Selected passage -
▬▬▬▬▬▬▬▬▬▬
While is better to use an in app solution, than not using anything, it's still not the ideal solution, because the control of deciding what to do is in the client side, not in the server side, thus the attacker can resort to use Frida to introspect the code at runtime and learn how to impersonate the mobile app.

Securing the API Server

The Basic API Security Defenses

Now that you understand the difference between who vs what is accessing your API server and you know that an attacker can learn how to impersonate your genuine mobile app you may want to go an read my article about the basic techniques to secure an API:

In this article we will explore the most common techniques used to protect an API, including how important it is to use HTTPS to protect the communication channel between mobile app and API, how API keys are used to identify the mobile app on each API request, how user agents, captchas and IP addresses are used for bot mitigation, and finally how user authentication is important for the mobile security and api security. We will discuss each of these techniques and discuss how they impact the business risk profile, i.e. how easy they are get around.

This is only a very basic technique that the majority of APIs may already employ, but they can be reinforced with some more advanced techniques.

More Advanced API Security Defenses

You can start to read this series of articles on Mobile API Security Techniques to understand how API keys, HMAC, OAUTH and certificate pinning can be used to enhance the security and at same time learn how they can be abused/defeated.

Afterwards, and depending on your budget and resources you may employ an array of different approaches and techniques to defend your API server, and I will start to enumerate some of the most usual ones.

You can start with reCaptcha V3, followed by Web Application Firewall(WAF) and finally if you can afford it a User Behavior Analytics(UBA) solution.

Google reCAPTCHA V3:

reCAPTCHA is a free service that protects your website from spam and abuse. reCAPTCHA uses an advanced risk analysis engine and adaptive challenges to keep automated software from engaging in abusive activities on your site. It does this while letting your valid users pass through with ease.

...helps you detect abusive traffic on your website without any user friction. It returns a score based on the interactions with your website and provides you more flexibility to take appropriate actions.

WAF - Web Application Firewall:

A web application firewall (or WAF) filters, monitors, and blocks HTTP traffic to and from a web application. A WAF is differentiated from a regular firewall in that a WAF is able to filter the content of specific web applications while regular firewalls serve as a safety gate between servers. By inspecting HTTP traffic, it can prevent attacks stemming from web application security flaws, such as SQL injection, cross-site scripting (XSS), file inclusion, and security misconfigurations.
▬▬▬▬▬▬▬▬▬▬
Records for this exercise -
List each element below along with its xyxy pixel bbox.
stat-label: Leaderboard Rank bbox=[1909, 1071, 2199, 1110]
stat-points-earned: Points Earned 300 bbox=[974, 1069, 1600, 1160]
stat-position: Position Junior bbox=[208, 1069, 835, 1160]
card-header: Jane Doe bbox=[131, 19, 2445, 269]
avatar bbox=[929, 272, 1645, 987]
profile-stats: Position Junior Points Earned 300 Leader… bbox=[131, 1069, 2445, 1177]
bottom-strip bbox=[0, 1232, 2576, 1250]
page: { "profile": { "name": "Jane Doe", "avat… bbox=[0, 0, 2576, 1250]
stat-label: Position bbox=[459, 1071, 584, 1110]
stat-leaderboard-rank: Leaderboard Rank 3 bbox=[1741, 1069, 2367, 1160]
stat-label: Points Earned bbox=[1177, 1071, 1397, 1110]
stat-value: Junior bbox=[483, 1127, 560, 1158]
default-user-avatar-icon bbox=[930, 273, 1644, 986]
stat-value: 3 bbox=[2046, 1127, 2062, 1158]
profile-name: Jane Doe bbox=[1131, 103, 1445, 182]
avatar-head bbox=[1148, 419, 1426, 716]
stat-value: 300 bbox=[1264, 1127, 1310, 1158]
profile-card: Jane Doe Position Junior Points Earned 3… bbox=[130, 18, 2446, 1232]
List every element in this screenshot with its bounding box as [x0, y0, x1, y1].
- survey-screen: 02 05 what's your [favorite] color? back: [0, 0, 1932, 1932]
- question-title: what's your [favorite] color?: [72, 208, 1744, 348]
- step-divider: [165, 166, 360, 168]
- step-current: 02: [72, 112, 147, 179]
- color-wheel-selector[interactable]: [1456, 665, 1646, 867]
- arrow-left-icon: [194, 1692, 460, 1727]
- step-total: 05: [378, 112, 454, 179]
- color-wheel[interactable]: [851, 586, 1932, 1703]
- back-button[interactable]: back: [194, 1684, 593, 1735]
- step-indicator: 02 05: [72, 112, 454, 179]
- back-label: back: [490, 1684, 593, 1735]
▬▬▬▬▬▬▬▬▬▬
Directives -
(a) According to the API security passage, what lets a WAF do something a regular firewall cannot?
(b) How many lines in the rows contain the string "Junior", matching case exactly? Reply with the number only.

Results for the exercise -
(a) A WAF can filter the content of specific web applications, while regular firewalls only serve as a safety gate between servers.

(b) 4